WORK TO DO.
Wherever the string "DropBox" appears, copy the whole line.

AVAILABLE DATA.
◇ ◇ ◇

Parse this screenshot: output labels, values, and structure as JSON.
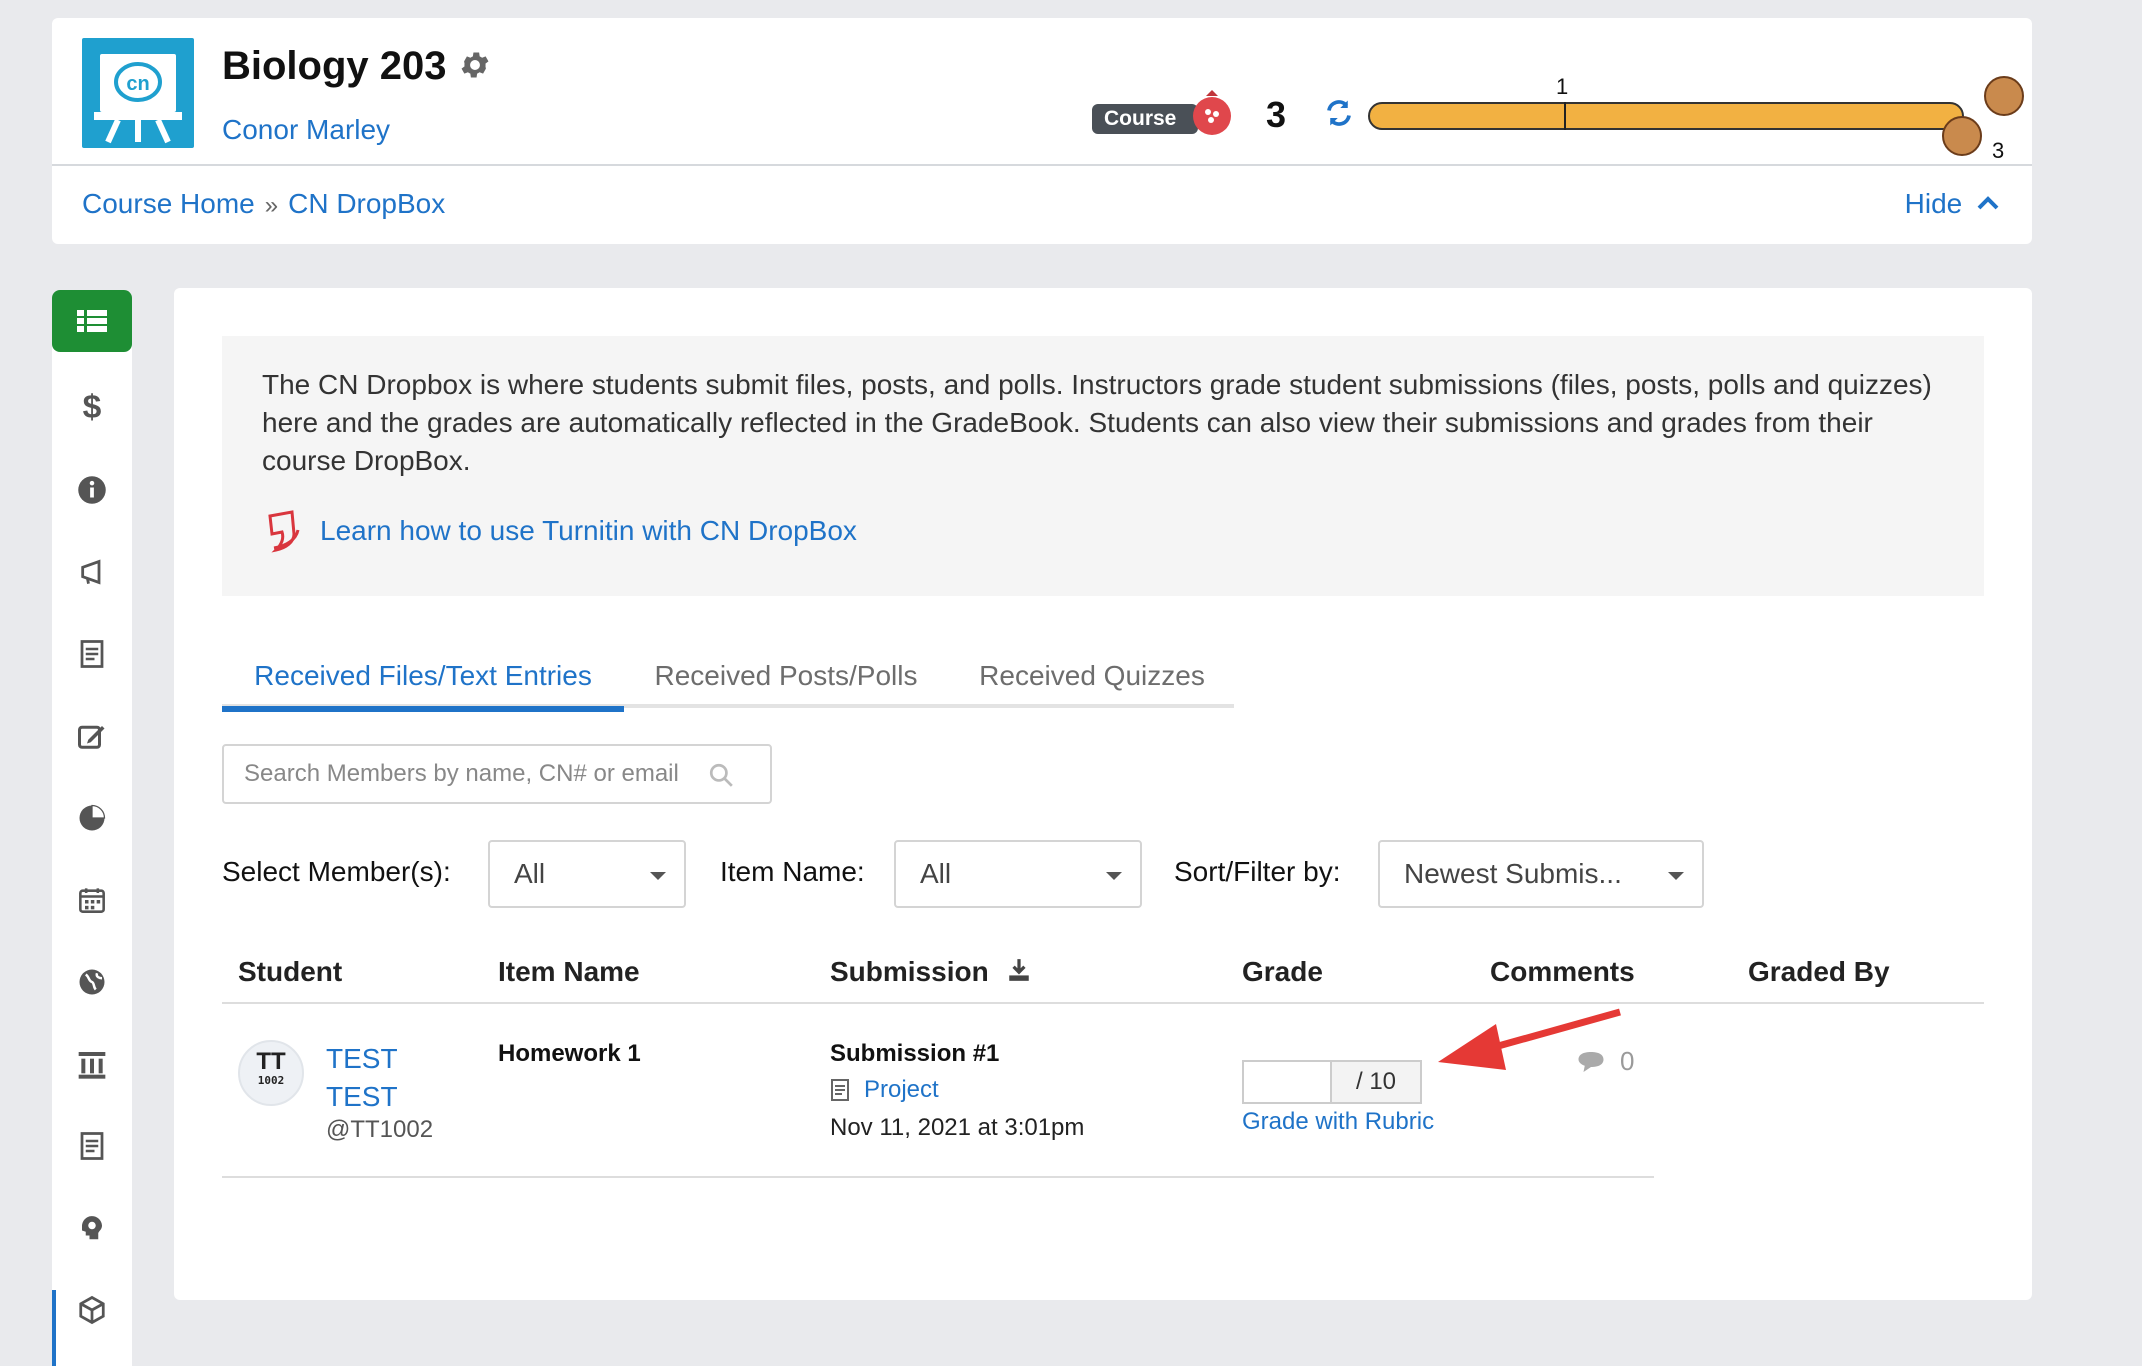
{
  "header": {
    "course_title": "Biology 203",
    "instructor": "Conor Marley",
    "badge_label": "Course",
    "badge_count": "3",
    "progress_label": "1",
    "progress_fraction": 0.33,
    "avatar_count": "3",
    "hide_label": "Hide"
  },
  "breadcrumb": {
    "home": "Course Home",
    "separator": "»",
    "current": "CN DropBox"
  },
  "info": {
    "description": "The CN Dropbox is where students submit files, posts, and polls. Instructors grade student submissions (files, posts, polls and quizzes) here and the grades are automatically reflected in the GradeBook. Students can also view their submissions and grades from their course DropBox.",
    "learn_link": "Learn how to use Turnitin with CN DropBox"
  },
  "tabs": [
    {
      "label": "Received Files/Text Entries",
      "active": true
    },
    {
      "label": "Received Posts/Polls",
      "active": false
    },
    {
      "label": "Received Quizzes",
      "active": false
    }
  ],
  "search": {
    "placeholder": "Search Members by name, CN# or email"
  },
  "filters": {
    "member_label": "Select Member(s):",
    "member_value": "All",
    "item_label": "Item Name:",
    "item_value": "All",
    "sort_label": "Sort/Filter by:",
    "sort_value": "Newest Submis..."
  },
  "table": {
    "headers": [
      "Student",
      "Item Name",
      "Submission",
      "Grade",
      "Comments",
      "Graded By"
    ],
    "rows": [
      {
        "initials": "TT",
        "id_small": "1002",
        "name": "TEST TEST",
        "handle": "@TT1002",
        "item_name": "Homework 1",
        "submission_title": "Submission #1",
        "submission_type": "Project",
        "submission_date": "Nov 11, 2021 at 3:01pm",
        "grade_value": "",
        "grade_max": "/ 10",
        "rubric_link": "Grade with Rubric",
        "comment_count": "0",
        "graded_by": ""
      }
    ]
  },
  "colors": {
    "accent": "#1f73c8",
    "nav_active": "#1e8e34",
    "progress": "#f2b142",
    "arrow": "#e53935",
    "logo": "#1fa0cf"
  }
}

◇ ◇ ◇

CORRECT RESPONSE.
    "current": "CN DropBox"
    "description": "The CN Dropbox is where students submit files, posts, and polls. Instructors grade student submissions (files, posts, polls and quizzes) here and the grades are automatically reflected in the GradeBook. Students can also view their submissions and grades from their course DropBox.",
    "learn_link": "Learn how to use Turnitin with CN DropBox"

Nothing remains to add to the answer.